╭─ Vorliegende Angaben

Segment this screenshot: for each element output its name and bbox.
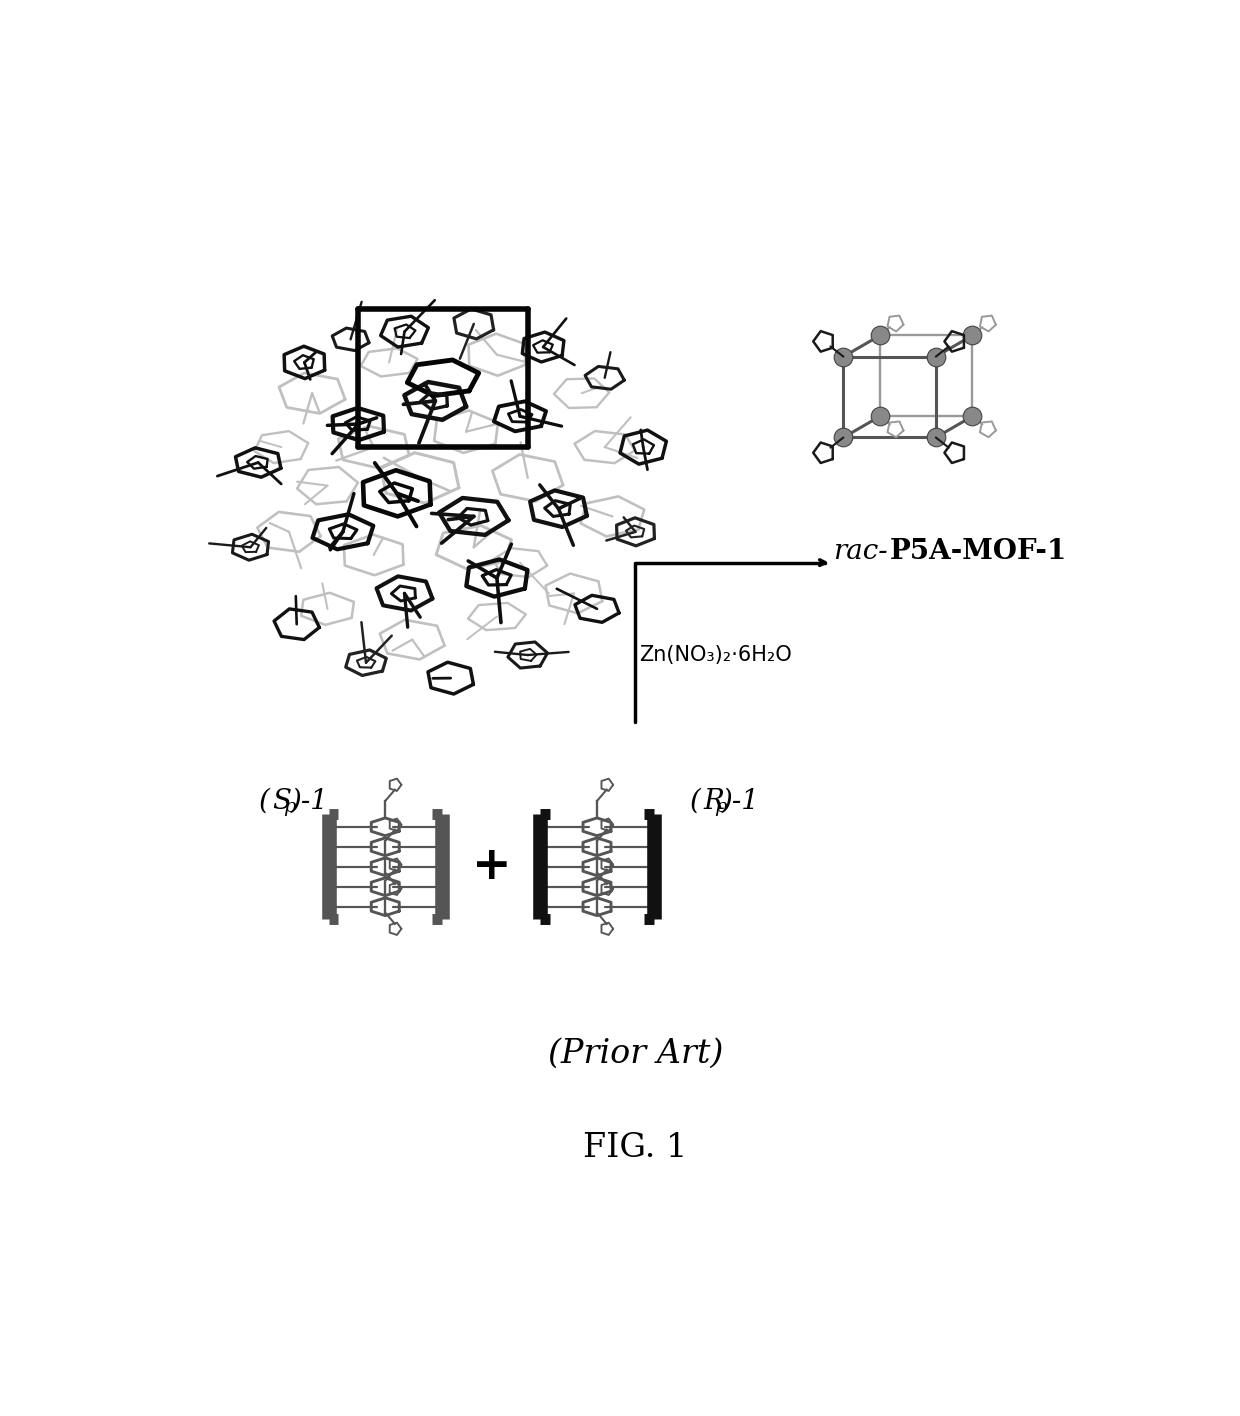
Text: FIG. 1: FIG. 1 (583, 1131, 688, 1164)
Point (833, 346, 853, 368)
Point (870, 405, 890, 428)
Point (833, 426, 853, 449)
Text: (: ( (691, 787, 701, 814)
Text: +: + (471, 844, 511, 889)
Point (926, 426, 946, 449)
Text: P5A-MOF-1: P5A-MOF-1 (889, 538, 1066, 565)
Text: )-1: )-1 (290, 787, 329, 814)
Point (962, 405, 982, 428)
Text: p: p (714, 797, 727, 816)
Text: (: ( (259, 787, 270, 814)
Point (962, 324, 982, 347)
Text: R: R (703, 787, 724, 814)
Text: (Prior Art): (Prior Art) (548, 1038, 723, 1070)
Text: rac-: rac- (833, 538, 888, 565)
Text: Zn(NO₃)₂·6H₂O: Zn(NO₃)₂·6H₂O (640, 646, 792, 666)
Point (870, 324, 890, 347)
Text: )-1: )-1 (722, 787, 760, 814)
Text: p: p (283, 797, 295, 816)
Text: S: S (272, 787, 291, 814)
Point (926, 346, 946, 368)
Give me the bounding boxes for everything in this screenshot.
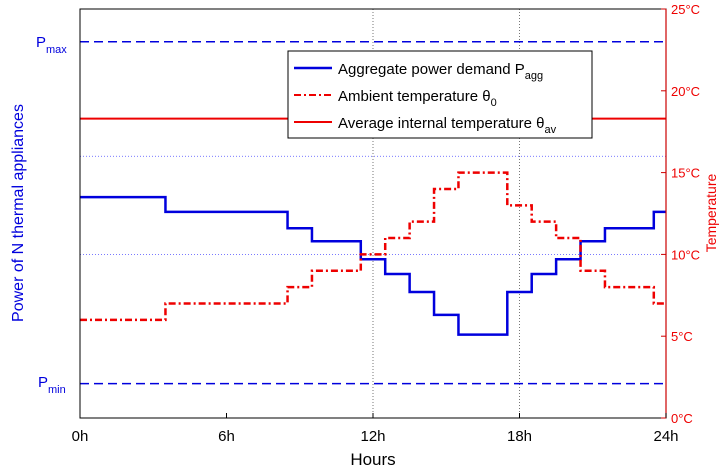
right-tick-label: 10°C (671, 247, 700, 262)
x-axis-label: Hours (350, 450, 395, 469)
x-tick-label: 24h (653, 428, 678, 445)
right-tick-label: 15°C (671, 166, 700, 181)
legend-entry-internal: Average internal temperature θav (338, 115, 557, 136)
series-layer (80, 117, 666, 336)
legend-entry-power-text: Aggregate power demand P (338, 61, 525, 78)
legend-entry-power-sub: agg (525, 70, 543, 82)
pmax-label-main: P (36, 34, 46, 51)
gridlines (80, 9, 666, 418)
right-tick-label: 25°C (671, 2, 700, 17)
right-tick-label: 0°C (671, 411, 693, 426)
legend-entry-internal-sub: av (545, 124, 557, 136)
pmin-label: Pmin (38, 374, 66, 396)
pmin-label-sub: min (48, 384, 66, 396)
left-axis-label: Power of N thermal appliances (10, 104, 27, 322)
pmin-label-main: P (38, 374, 48, 391)
x-tick-label: 12h (360, 428, 385, 445)
x-tick-label: 6h (218, 428, 235, 445)
x-tick-label: 18h (507, 428, 532, 445)
right-axis-label: Temperature (703, 173, 719, 252)
x-tick-label: 0h (72, 428, 89, 445)
series-power-line (80, 195, 666, 336)
legend-entry-power: Aggregate power demand Pagg (338, 61, 543, 82)
right-tick-label: 20°C (671, 84, 700, 99)
legend: Aggregate power demand Pagg Ambient temp… (287, 50, 593, 139)
right-tick-label: 5°C (671, 329, 693, 344)
pmax-label-sub: max (46, 44, 67, 56)
pmax-label: Pmax (36, 34, 67, 56)
legend-entry-ambient-sub: 0 (491, 97, 497, 109)
legend-box (287, 50, 593, 139)
legend-entry-internal-text: Average internal temperature θ (338, 115, 545, 132)
x-axis-ticks: 0h 6h 12h 18h 24h (72, 413, 679, 445)
series-ambient-line (80, 171, 666, 322)
right-axis-ticks: 0°C 5°C 10°C 15°C 20°C 25°C (661, 2, 700, 426)
legend-entry-ambient: Ambient temperature θ0 (338, 88, 497, 109)
legend-entry-ambient-text: Ambient temperature θ (338, 88, 491, 105)
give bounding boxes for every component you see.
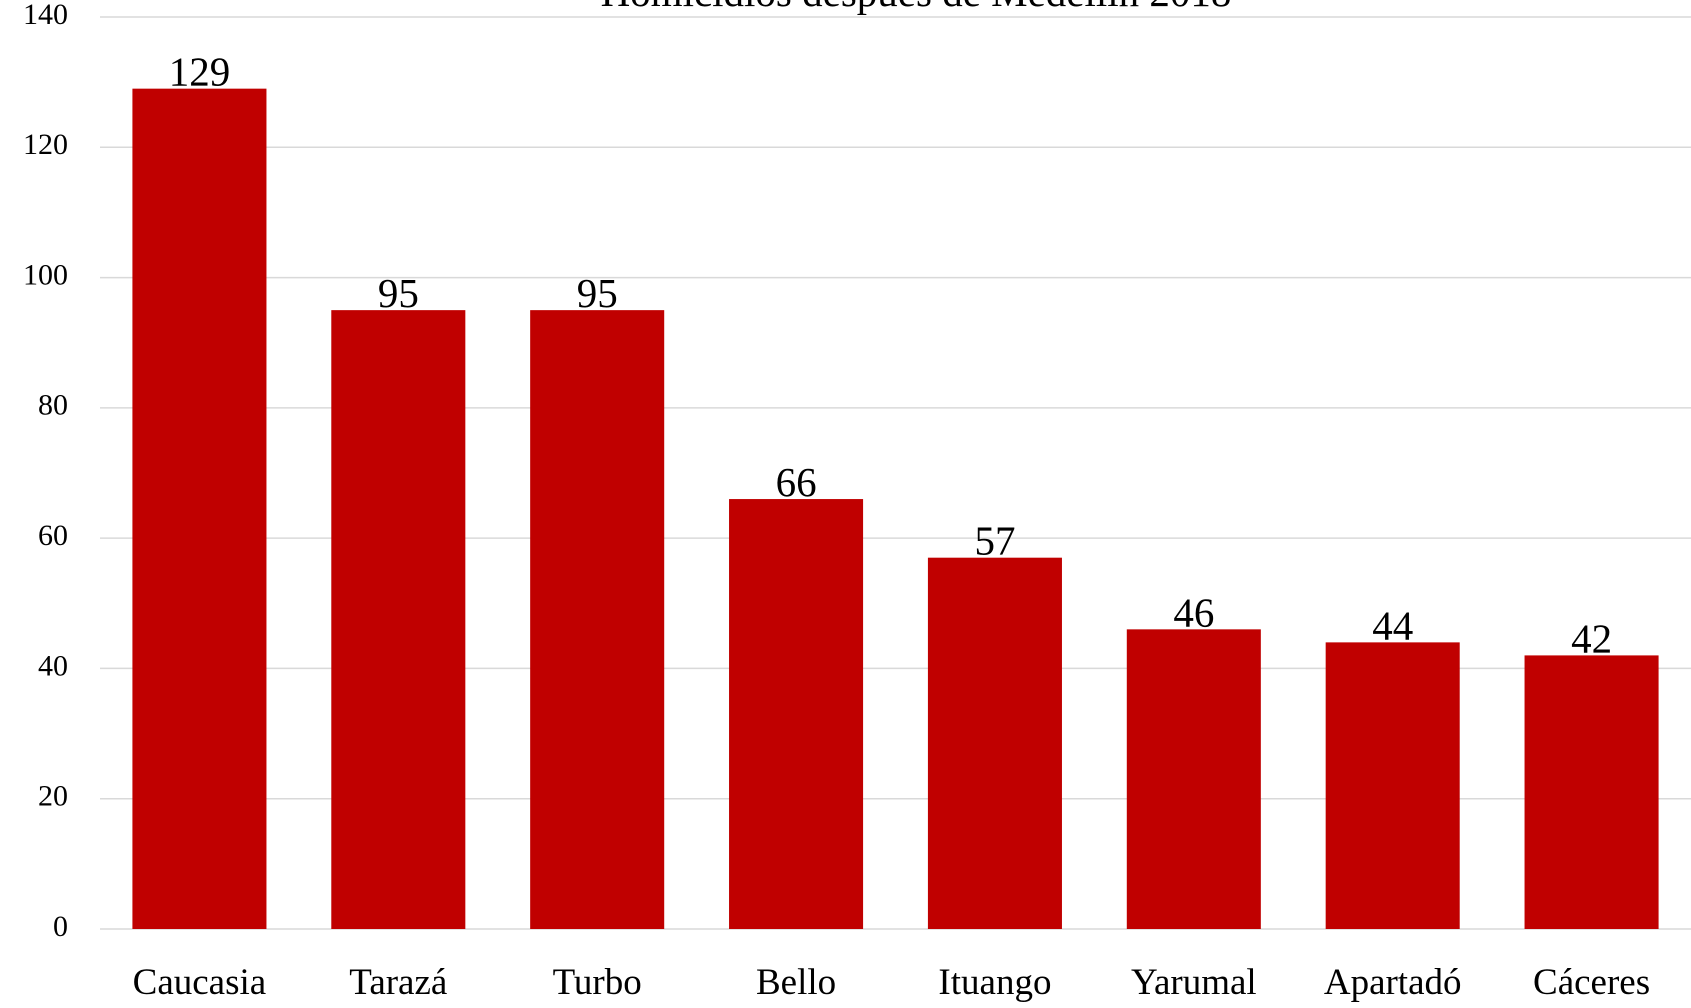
y-tick-label: 80 bbox=[38, 389, 68, 422]
value-label: 44 bbox=[1372, 602, 1413, 648]
bar bbox=[331, 310, 466, 930]
bar bbox=[1126, 629, 1261, 929]
bar bbox=[1325, 642, 1460, 929]
chart-title: Homicidios después de Medellín 2018 bbox=[601, 0, 1232, 15]
y-tick-label: 120 bbox=[23, 128, 68, 161]
bar bbox=[927, 557, 1062, 929]
value-label: 66 bbox=[776, 459, 817, 505]
y-tick-label: 60 bbox=[38, 519, 68, 552]
y-tick-label: 40 bbox=[38, 649, 68, 682]
y-tick-label: 100 bbox=[23, 258, 68, 291]
value-label: 42 bbox=[1571, 615, 1612, 661]
bar bbox=[1524, 655, 1659, 929]
value-label: 95 bbox=[577, 270, 618, 316]
x-tick-label: Cáceres bbox=[1533, 962, 1650, 1003]
y-tick-label: 0 bbox=[53, 910, 68, 943]
x-tick-label: Bello bbox=[756, 962, 836, 1003]
bar bbox=[132, 88, 267, 929]
value-label: 57 bbox=[974, 518, 1015, 564]
y-tick-label: 20 bbox=[38, 780, 68, 813]
value-label: 95 bbox=[378, 270, 419, 316]
x-tick-label: Turbo bbox=[553, 962, 642, 1003]
bar bbox=[729, 499, 864, 929]
x-tick-label: Ituango bbox=[938, 962, 1051, 1003]
x-tick-label: Yarumal bbox=[1131, 962, 1257, 1003]
bar bbox=[530, 310, 665, 930]
x-tick-label: Tarazá bbox=[349, 962, 447, 1003]
value-label: 129 bbox=[169, 49, 231, 95]
x-tick-label: Caucasia bbox=[133, 962, 267, 1003]
x-tick-label: Apartadó bbox=[1324, 962, 1462, 1003]
value-label: 46 bbox=[1173, 589, 1214, 635]
y-tick-label: 140 bbox=[23, 0, 68, 31]
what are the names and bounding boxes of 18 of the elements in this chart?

╰─

Zu lösende Aufgabe: Schreibe sämtliche Einträge oben Zeile für Zeile wortgetreu ab. Lass dabei die Zeilen mit den Bildern weg.

Fertige Antwort:
Segment this screenshot: for each element output its name and bbox.
Text: FIG. 1: FIG. 1 (583, 1131, 688, 1164)
Point (833, 346, 853, 368)
Point (870, 405, 890, 428)
Point (833, 426, 853, 449)
Text: (: ( (691, 787, 701, 814)
Text: +: + (471, 844, 511, 889)
Point (926, 426, 946, 449)
Text: P5A-MOF-1: P5A-MOF-1 (889, 538, 1066, 565)
Text: )-1: )-1 (290, 787, 329, 814)
Point (962, 405, 982, 428)
Text: p: p (714, 797, 727, 816)
Text: (: ( (259, 787, 270, 814)
Point (962, 324, 982, 347)
Text: R: R (703, 787, 724, 814)
Text: (Prior Art): (Prior Art) (548, 1038, 723, 1070)
Text: rac-: rac- (833, 538, 888, 565)
Text: Zn(NO₃)₂·6H₂O: Zn(NO₃)₂·6H₂O (640, 646, 792, 666)
Point (870, 324, 890, 347)
Text: )-1: )-1 (722, 787, 760, 814)
Text: p: p (283, 797, 295, 816)
Text: S: S (272, 787, 291, 814)
Point (926, 346, 946, 368)
Give me the bounding boxes for everything in this screenshot.
right-tick-label: 10°C (671, 247, 700, 262)
x-axis-label: Hours (350, 450, 395, 469)
x-tick-label: 24h (653, 428, 678, 445)
right-tick-label: 15°C (671, 166, 700, 181)
legend-entry-internal: Average internal temperature θav (338, 115, 557, 136)
series-layer (80, 117, 666, 336)
legend-entry-power-text: Aggregate power demand P (338, 61, 525, 78)
legend-entry-power-sub: agg (525, 70, 543, 82)
pmax-label-main: P (36, 34, 46, 51)
gridlines (80, 9, 666, 418)
right-tick-label: 25°C (671, 2, 700, 17)
right-tick-label: 0°C (671, 411, 693, 426)
legend-entry-internal-sub: av (545, 124, 557, 136)
pmin-label: Pmin (38, 374, 66, 396)
pmin-label-sub: min (48, 384, 66, 396)
left-axis-label: Power of N thermal appliances (10, 104, 27, 322)
pmin-label-main: P (38, 374, 48, 391)
x-tick-label: 12h (360, 428, 385, 445)
x-tick-label: 6h (218, 428, 235, 445)
x-tick-label: 18h (507, 428, 532, 445)
right-axis-label: Temperature (703, 173, 719, 252)
x-tick-label: 0h (72, 428, 89, 445)
series-power-line (80, 195, 666, 336)
legend-entry-power: Aggregate power demand Pagg (338, 61, 543, 82)
right-tick-label: 20°C (671, 84, 700, 99)
legend: Aggregate power demand Pagg Ambient temp… (287, 50, 593, 139)
right-tick-label: 5°C (671, 329, 693, 344)
pmax-label-sub: max (46, 44, 67, 56)
pmax-label: Pmax (36, 34, 67, 56)
legend-entry-ambient-sub: 0 (491, 97, 497, 109)
legend-box (287, 50, 593, 139)
legend-entry-internal-text: Average internal temperature θ (338, 115, 545, 132)
x-axis-ticks: 0h 6h 12h 18h 24h (72, 413, 679, 445)
series-ambient-line (80, 171, 666, 322)
right-axis-ticks: 0°C 5°C 10°C 15°C 20°C 25°C (661, 2, 700, 426)
legend-entry-ambient: Ambient temperature θ0 (338, 88, 497, 109)
legend-entry-ambient-text: Ambient temperature θ (338, 88, 491, 105)
give bounding boxes for every component you see.
y-tick-label: 80 bbox=[38, 389, 68, 422]
value-label: 44 bbox=[1372, 602, 1413, 648]
bar bbox=[331, 310, 466, 930]
bar bbox=[1126, 629, 1261, 929]
bar bbox=[1325, 642, 1460, 929]
chart-title: Homicidios después de Medellín 2018 bbox=[601, 0, 1232, 15]
y-tick-label: 120 bbox=[23, 128, 68, 161]
bar bbox=[927, 557, 1062, 929]
value-label: 66 bbox=[776, 459, 817, 505]
y-tick-label: 60 bbox=[38, 519, 68, 552]
y-tick-label: 40 bbox=[38, 649, 68, 682]
y-tick-label: 100 bbox=[23, 258, 68, 291]
value-label: 42 bbox=[1571, 615, 1612, 661]
bar bbox=[1524, 655, 1659, 929]
value-label: 95 bbox=[577, 270, 618, 316]
x-tick-label: Cáceres bbox=[1533, 962, 1650, 1003]
y-tick-label: 0 bbox=[53, 910, 68, 943]
x-tick-label: Bello bbox=[756, 962, 836, 1003]
bar bbox=[132, 88, 267, 929]
value-label: 57 bbox=[974, 518, 1015, 564]
y-tick-label: 20 bbox=[38, 780, 68, 813]
value-label: 95 bbox=[378, 270, 419, 316]
x-tick-label: Turbo bbox=[553, 962, 642, 1003]
bar bbox=[729, 499, 864, 929]
x-tick-label: Ituango bbox=[938, 962, 1051, 1003]
x-tick-label: Yarumal bbox=[1131, 962, 1257, 1003]
bar bbox=[530, 310, 665, 930]
x-tick-label: Tarazá bbox=[349, 962, 447, 1003]
value-label: 129 bbox=[169, 49, 231, 95]
x-tick-label: Caucasia bbox=[133, 962, 267, 1003]
x-tick-label: Apartadó bbox=[1324, 962, 1462, 1003]
value-label: 46 bbox=[1173, 589, 1214, 635]
y-tick-label: 140 bbox=[23, 0, 68, 31]
what are the names and bounding boxes of 18 of the elements in this chart?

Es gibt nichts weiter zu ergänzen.